Go through the entries below and pick out every line with "name".

== DATA SHOWN

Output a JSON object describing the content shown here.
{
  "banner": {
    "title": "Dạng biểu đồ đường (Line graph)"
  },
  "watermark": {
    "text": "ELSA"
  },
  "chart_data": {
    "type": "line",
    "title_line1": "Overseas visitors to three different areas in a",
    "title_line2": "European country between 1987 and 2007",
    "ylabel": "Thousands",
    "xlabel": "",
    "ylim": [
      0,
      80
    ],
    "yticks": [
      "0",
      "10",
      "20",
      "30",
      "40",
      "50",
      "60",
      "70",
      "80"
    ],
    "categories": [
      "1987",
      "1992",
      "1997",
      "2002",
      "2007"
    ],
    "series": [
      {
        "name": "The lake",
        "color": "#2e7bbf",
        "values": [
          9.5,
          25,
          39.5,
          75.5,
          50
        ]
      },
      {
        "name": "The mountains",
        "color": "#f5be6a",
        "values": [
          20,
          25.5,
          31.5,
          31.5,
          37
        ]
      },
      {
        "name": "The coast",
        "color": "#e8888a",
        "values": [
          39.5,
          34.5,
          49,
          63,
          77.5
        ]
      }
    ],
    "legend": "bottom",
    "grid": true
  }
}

====

RESULT FOR THIS EXERCISE ::
        "name": "The lake",
        "name": "The mountains",
        "name": "The coast",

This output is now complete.